Data entries for graphics:
+ + +
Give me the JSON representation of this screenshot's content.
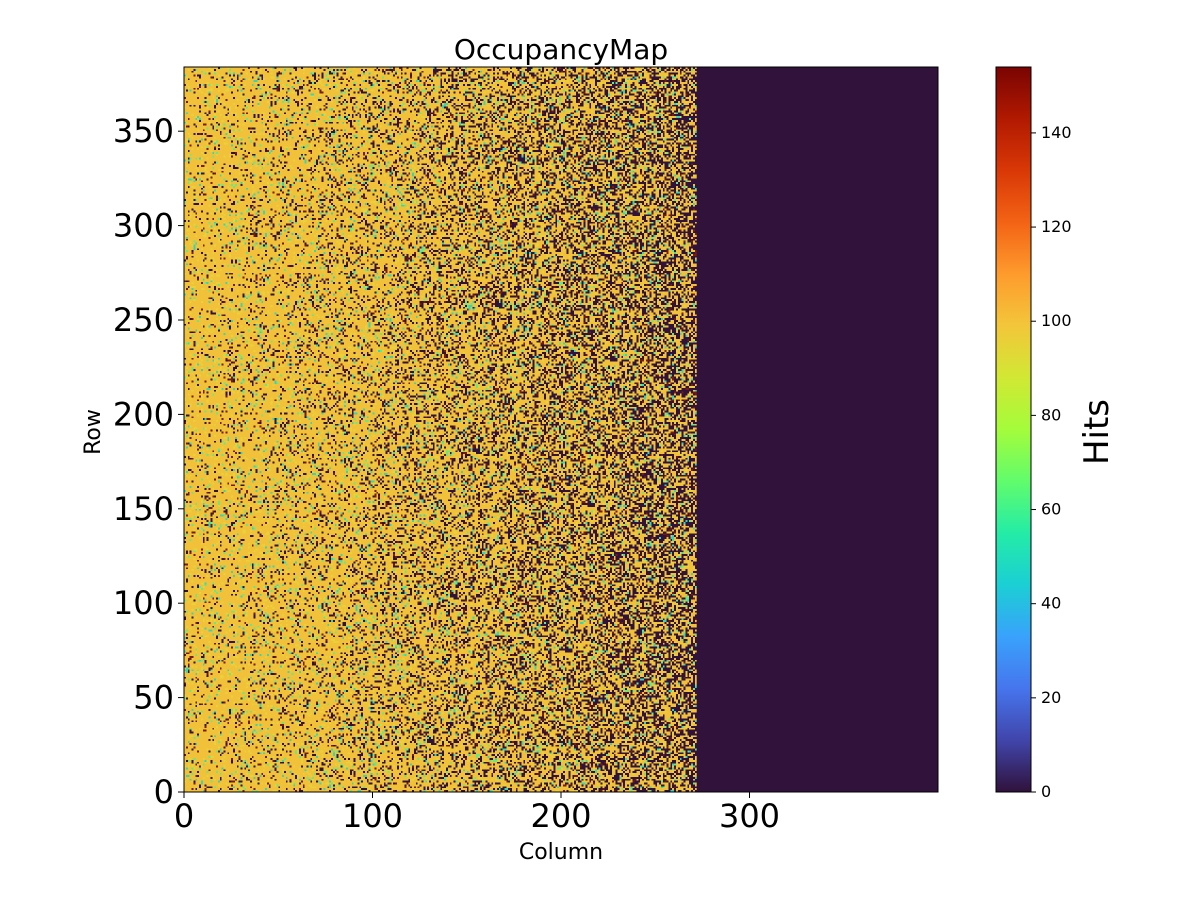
{
  "chart_data": {
    "type": "heatmap",
    "title": "OccupancyMap",
    "xlabel": "Column",
    "ylabel": "Row",
    "xlim": [
      0,
      400
    ],
    "ylim": [
      0,
      384
    ],
    "x_ticks": [
      0,
      100,
      200,
      300
    ],
    "x_tick_labels": [
      "0",
      "100",
      "200",
      "300"
    ],
    "y_ticks": [
      0,
      50,
      100,
      150,
      200,
      250,
      300,
      350
    ],
    "y_tick_labels": [
      "0",
      "50",
      "100",
      "150",
      "200",
      "250",
      "300",
      "350"
    ],
    "active_columns": [
      0,
      272
    ],
    "inactive_region_value": 0,
    "typical_active_value": 100,
    "colormap": "turbo",
    "colorbar": {
      "label": "Hits",
      "range": [
        0,
        154
      ],
      "ticks": [
        0,
        20,
        40,
        60,
        80,
        100,
        120,
        140
      ],
      "tick_labels": [
        "0",
        "20",
        "40",
        "60",
        "80",
        "100",
        "120",
        "140"
      ],
      "stops": [
        "#30123b",
        "#4145ab",
        "#4675ed",
        "#39a2fc",
        "#1bcfd4",
        "#24eca6",
        "#61fc6c",
        "#a4fc3b",
        "#d1e834",
        "#f3c63a",
        "#fe9b2d",
        "#f36315",
        "#d93806",
        "#b11901",
        "#7a0402"
      ]
    },
    "pixel_colors": {
      "background": "#30123b",
      "hit": "#f2c13a",
      "hit_light": "#e7d23a",
      "teal": "#35d6b8",
      "green": "#5cec8c",
      "dark_red": "#7a1a0a"
    }
  }
}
+ + +
• SHORT TASK: Copy out the records above in full, exactly as written, but not the pictures.

• RESPONSE:
Give me the JSON representation of this screenshot's content.
{
  "chart_data": {
    "type": "heatmap",
    "title": "OccupancyMap",
    "xlabel": "Column",
    "ylabel": "Row",
    "xlim": [
      0,
      400
    ],
    "ylim": [
      0,
      384
    ],
    "x_ticks": [
      0,
      100,
      200,
      300
    ],
    "x_tick_labels": [
      "0",
      "100",
      "200",
      "300"
    ],
    "y_ticks": [
      0,
      50,
      100,
      150,
      200,
      250,
      300,
      350
    ],
    "y_tick_labels": [
      "0",
      "50",
      "100",
      "150",
      "200",
      "250",
      "300",
      "350"
    ],
    "active_columns": [
      0,
      272
    ],
    "inactive_region_value": 0,
    "typical_active_value": 100,
    "colormap": "turbo",
    "colorbar": {
      "label": "Hits",
      "range": [
        0,
        154
      ],
      "ticks": [
        0,
        20,
        40,
        60,
        80,
        100,
        120,
        140
      ],
      "tick_labels": [
        "0",
        "20",
        "40",
        "60",
        "80",
        "100",
        "120",
        "140"
      ],
      "stops": [
        "#30123b",
        "#4145ab",
        "#4675ed",
        "#39a2fc",
        "#1bcfd4",
        "#24eca6",
        "#61fc6c",
        "#a4fc3b",
        "#d1e834",
        "#f3c63a",
        "#fe9b2d",
        "#f36315",
        "#d93806",
        "#b11901",
        "#7a0402"
      ]
    },
    "pixel_colors": {
      "background": "#30123b",
      "hit": "#f2c13a",
      "hit_light": "#e7d23a",
      "teal": "#35d6b8",
      "green": "#5cec8c",
      "dark_red": "#7a1a0a"
    }
  }
}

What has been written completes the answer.